Stored items from a collection:

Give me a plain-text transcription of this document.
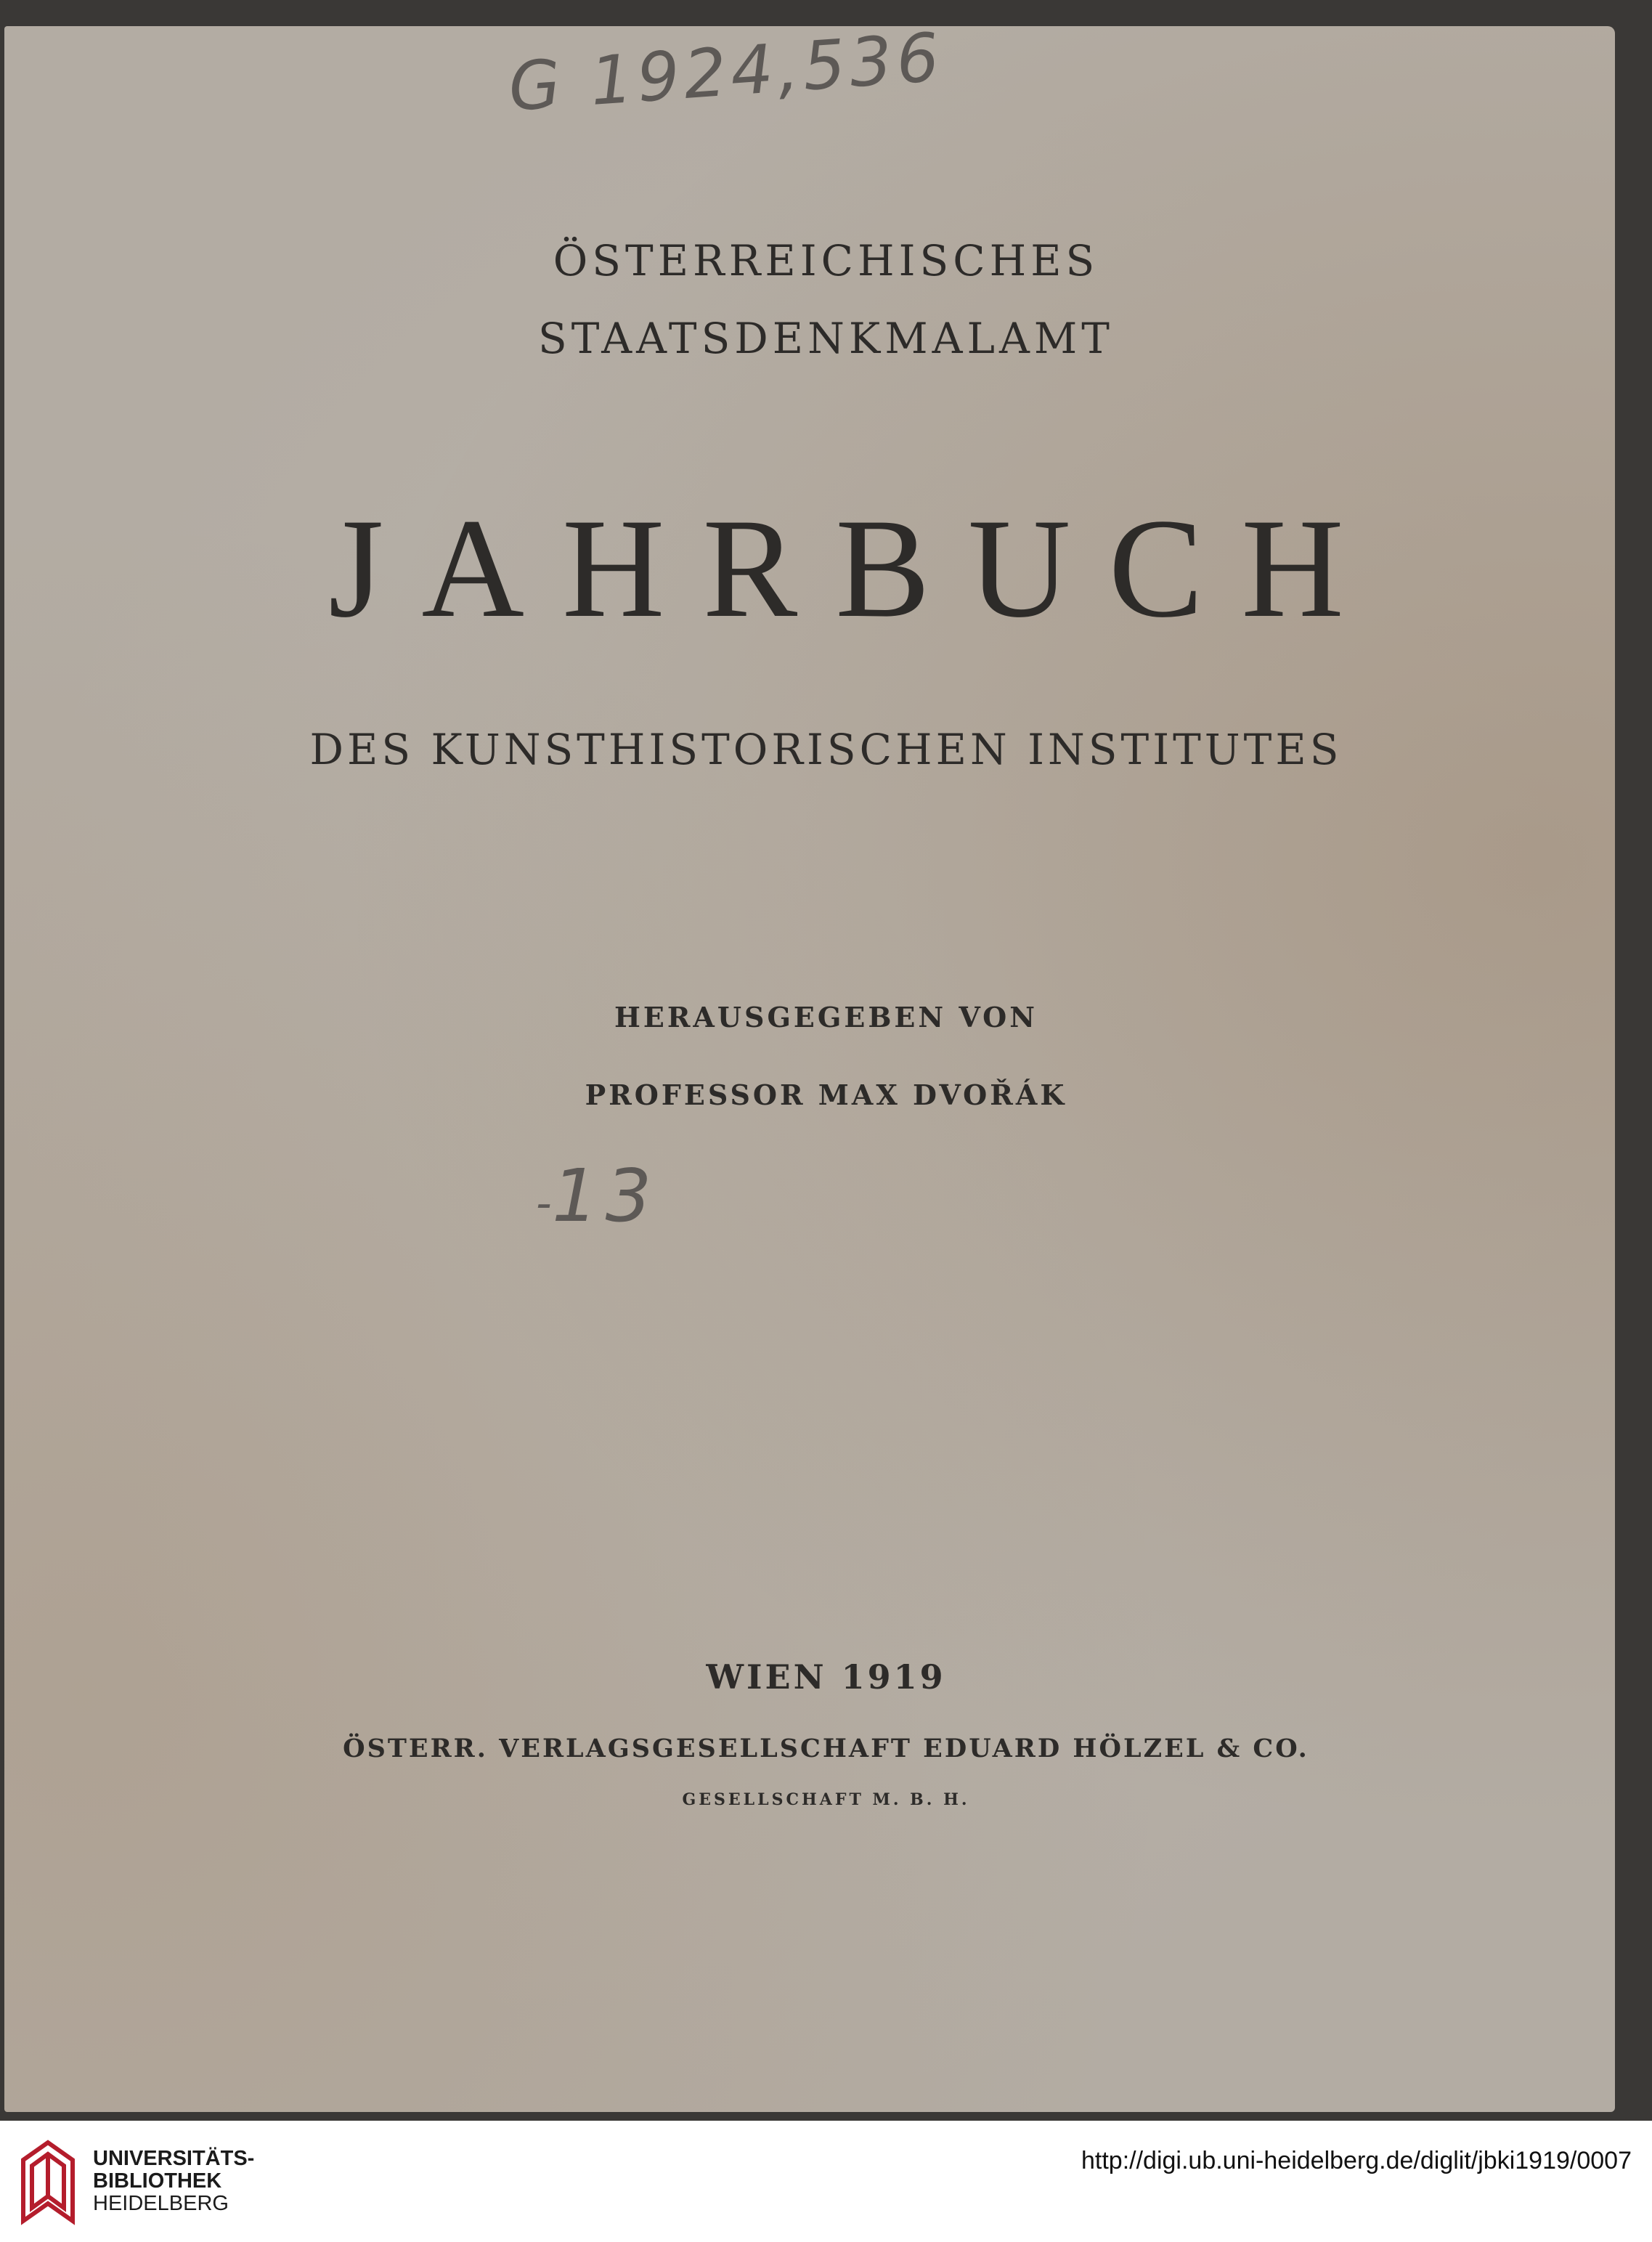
G 1924,536
ÖSTERREICHISCHES
STAATSDENKMALAMT
JAHRBUCH
DES KUNSTHISTORISCHEN INSTITUTES
HERAUSGEGEBEN VON
PROFESSOR MAX DVOŘÁK
13
-
WIEN 1919
ÖSTERR. VERLAGSGESELLSCHAFT EDUARD HÖLZEL & CO.
GESELLSCHAFT M. B. H.
UNIVERSITÄTS-
BIBLIOTHEK
HEIDELBERG
http://digi.ub.uni-heidelberg.de/diglit/jbki1919/0007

Set exercise: Retype every record above exactly as written, but leave out the pictures.

Solution for this exercise:
Give me a plain-text transcription of this document.
G 1924,536
ÖSTERREICHISCHES
STAATSDENKMALAMT
JAHRBUCH
DES KUNSTHISTORISCHEN INSTITUTES
HERAUSGEGEBEN VON
PROFESSOR MAX DVOŘÁK
13
-
WIEN 1919
ÖSTERR. VERLAGSGESELLSCHAFT EDUARD HÖLZEL & CO.
GESELLSCHAFT M. B. H.
UNIVERSITÄTS-
BIBLIOTHEK
HEIDELBERG
http://digi.ub.uni-heidelberg.de/diglit/jbki1919/0007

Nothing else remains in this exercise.